» **PASSAGE SHOWN**
* START *
Accelerating Vehicle Crash & Safety Analysis with Digital Engineering and AI-Augmented Simulation

Traditionally, the automotive industry has relied on physical crash tests with real prototypes to evaluate and improve vehicle safety. These tests are destructive, and though they are invaluable, they are also costly, resource-intensive, and very limited in scope. Vehicle crashes and safety analysis have recently moved swiftly into the digital realm. This is a profound shift that is being powered by artificial intelligence (AI), simulation, and high-performance computing (HPC).

This transformation is not only technological but also driven by evolving consumer expectations, regulatory landscapes, and the emergence of new vehicle architectures that present totally new crash scenarios.

The Changing Landscape of Crash Safety

From prototypes to pixels

Though traditional crash testing has been the gold standard for validating vehicle safety, it also requires expensive prototypes. Also, they can only explore a limited number of crash configurations with this type of testing.  Physics-based simulation and AI-augmented modelling platforms like Ansys SimAI allow engineers to test thousands of crash scenarios – all virtually, with a significant reduction in time. It reduces the time from months to hours while preserving accuracy.

Growth drivers reshaping safety testing

Several forces are driving the adoption of virtual crash analysis, including:

• Consumer demand for safety ratings: Modern consumer expectations have increased. They associate 5-star crash ratings with trust and brand credibility, making safety a powerful differentiator for OEMs.
• Stringent global safety regulations: NCAP programs worldwide, including Bharat NCAP, Euro NCAP, IIHS, FMVSS, and UNECE, mandate increasingly rigorous tests. Keeping time and cost in mind, virtual is the answer. 
• Emergence of new vehicle architectures: Electric, hybrid, and autonomous vehicles today present new risks, such as battery fire hazards, lightweight structural materials, and altered crash energy pathways.

Re-engineering Engineering: Technology Trends Transforming Crash Analysis

Advancements in technology have enabled an era of “re-engineering engineering”, which is redesigning how engineers can predict, analyze, and prevent vehicle crashes:

• AI and Machine Learning: Today’s tools can go beyond traditional solvers by learning from existing simulations to foretell complete transient crash outcomes. New designs can be processed without parameterizing geometry. These results are 10 to 100x faster than traditional finite element solvers while maintaining accuracy. Algorithms can detect patterns in injury risks, optimize crash simulations, and accelerate design iterations. For example, Ansys SimAI can predict hood deformation and Head Injury Criterion (HIC) values for pedestrian impacts with less than 10% relative error compared to solver results, at speeds many orders of magnitude faster.
* END *
» **INFORMATION GIVEN**
* START *
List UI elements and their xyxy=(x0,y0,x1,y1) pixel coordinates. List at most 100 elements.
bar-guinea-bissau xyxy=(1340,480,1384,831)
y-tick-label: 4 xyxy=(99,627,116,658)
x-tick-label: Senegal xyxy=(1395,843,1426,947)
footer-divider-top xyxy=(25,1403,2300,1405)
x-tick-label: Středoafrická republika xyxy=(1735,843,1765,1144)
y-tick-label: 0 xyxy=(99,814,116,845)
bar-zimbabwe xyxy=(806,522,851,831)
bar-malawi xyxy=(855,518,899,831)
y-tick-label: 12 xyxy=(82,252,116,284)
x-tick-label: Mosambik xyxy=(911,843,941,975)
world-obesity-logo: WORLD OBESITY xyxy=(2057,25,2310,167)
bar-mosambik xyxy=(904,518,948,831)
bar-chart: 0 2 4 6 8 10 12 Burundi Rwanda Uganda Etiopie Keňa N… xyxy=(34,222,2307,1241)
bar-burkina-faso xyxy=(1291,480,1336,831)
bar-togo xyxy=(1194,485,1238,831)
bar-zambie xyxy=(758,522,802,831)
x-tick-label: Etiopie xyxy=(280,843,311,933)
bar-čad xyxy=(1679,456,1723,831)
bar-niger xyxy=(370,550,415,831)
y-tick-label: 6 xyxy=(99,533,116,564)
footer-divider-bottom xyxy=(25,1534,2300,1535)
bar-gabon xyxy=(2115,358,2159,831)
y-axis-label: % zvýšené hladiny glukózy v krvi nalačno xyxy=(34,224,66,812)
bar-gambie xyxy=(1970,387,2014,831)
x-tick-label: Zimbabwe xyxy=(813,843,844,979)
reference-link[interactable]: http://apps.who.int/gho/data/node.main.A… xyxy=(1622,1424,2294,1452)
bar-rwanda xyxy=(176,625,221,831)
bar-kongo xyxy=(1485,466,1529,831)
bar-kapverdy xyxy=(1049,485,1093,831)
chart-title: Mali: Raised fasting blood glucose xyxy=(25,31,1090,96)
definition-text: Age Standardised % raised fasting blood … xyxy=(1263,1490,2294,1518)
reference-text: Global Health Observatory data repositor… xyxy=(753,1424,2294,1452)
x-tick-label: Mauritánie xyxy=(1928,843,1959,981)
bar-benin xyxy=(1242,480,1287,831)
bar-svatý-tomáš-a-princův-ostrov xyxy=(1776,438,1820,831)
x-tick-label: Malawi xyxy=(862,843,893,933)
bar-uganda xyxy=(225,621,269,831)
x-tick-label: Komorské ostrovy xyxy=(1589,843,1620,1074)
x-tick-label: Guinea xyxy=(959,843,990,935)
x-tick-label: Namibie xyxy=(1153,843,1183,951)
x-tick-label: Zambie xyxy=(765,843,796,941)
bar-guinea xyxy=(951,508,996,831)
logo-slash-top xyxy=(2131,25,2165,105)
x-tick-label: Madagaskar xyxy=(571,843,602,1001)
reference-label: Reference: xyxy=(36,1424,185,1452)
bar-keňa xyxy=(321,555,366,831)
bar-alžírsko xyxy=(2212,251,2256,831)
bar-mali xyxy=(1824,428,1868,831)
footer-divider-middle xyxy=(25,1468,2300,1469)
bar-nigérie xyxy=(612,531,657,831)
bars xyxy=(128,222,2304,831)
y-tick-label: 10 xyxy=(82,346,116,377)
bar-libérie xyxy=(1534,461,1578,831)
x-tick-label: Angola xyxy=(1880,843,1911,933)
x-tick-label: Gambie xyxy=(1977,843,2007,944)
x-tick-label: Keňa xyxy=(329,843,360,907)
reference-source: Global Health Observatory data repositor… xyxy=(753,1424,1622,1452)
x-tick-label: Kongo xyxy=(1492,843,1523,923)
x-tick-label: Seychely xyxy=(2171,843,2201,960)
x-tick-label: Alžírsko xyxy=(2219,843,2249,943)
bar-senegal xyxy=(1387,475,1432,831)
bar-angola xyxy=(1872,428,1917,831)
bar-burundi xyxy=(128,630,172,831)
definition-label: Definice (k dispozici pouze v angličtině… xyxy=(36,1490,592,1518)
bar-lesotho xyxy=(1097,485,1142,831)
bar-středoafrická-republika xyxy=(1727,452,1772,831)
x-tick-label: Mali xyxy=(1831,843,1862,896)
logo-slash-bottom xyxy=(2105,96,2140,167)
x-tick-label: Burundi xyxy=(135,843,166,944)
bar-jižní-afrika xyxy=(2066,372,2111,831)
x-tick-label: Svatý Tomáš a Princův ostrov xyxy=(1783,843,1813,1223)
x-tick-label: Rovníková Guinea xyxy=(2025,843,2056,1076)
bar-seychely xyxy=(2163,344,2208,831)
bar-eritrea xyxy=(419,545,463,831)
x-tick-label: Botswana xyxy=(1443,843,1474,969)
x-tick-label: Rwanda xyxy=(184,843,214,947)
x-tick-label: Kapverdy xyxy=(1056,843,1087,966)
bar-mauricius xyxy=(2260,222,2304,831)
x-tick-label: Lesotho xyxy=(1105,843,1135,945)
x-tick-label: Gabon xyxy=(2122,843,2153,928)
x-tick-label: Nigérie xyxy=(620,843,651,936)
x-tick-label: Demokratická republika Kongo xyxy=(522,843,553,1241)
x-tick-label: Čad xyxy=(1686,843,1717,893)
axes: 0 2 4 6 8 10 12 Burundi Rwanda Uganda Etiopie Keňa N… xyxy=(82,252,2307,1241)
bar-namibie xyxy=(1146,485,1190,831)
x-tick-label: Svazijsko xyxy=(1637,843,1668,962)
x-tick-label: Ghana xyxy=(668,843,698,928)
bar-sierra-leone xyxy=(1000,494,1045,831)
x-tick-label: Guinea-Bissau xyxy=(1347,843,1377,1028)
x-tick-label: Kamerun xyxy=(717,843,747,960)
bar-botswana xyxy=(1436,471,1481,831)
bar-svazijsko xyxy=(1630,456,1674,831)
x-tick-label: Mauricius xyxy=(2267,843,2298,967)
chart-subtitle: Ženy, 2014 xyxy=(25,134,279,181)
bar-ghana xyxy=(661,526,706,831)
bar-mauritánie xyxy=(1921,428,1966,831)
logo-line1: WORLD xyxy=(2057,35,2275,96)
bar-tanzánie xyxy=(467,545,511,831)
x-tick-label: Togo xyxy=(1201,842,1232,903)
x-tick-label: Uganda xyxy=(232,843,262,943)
* END *
» **TASKS TO COMPLETE**
A. Reproduce verbatim the passage of the crash safety article starting with "Growth drivers reshaping" and going on through "differentiator for OEMs.".
B. Which safety testing programs and standards does the crash safety article name as mandating increasingly rigorous tests?
C. According to the crash safety article, how much faster are AI-based results than traditional finite element solvers?

» **ANSWERS IN ORDER**
A.
Growth drivers reshaping safety testing

Several forces are driving the adoption of virtual crash analysis, including:

• Consumer demand for safety ratings: Modern consumer expectations have increased. They associate 5-star crash ratings with trust and brand credibility, making safety a powerful differentiator for OEMs.

B. Bharat NCAP, Euro NCAP, IIHS, FMVSS, UNECE

C. 10 to 100 times faster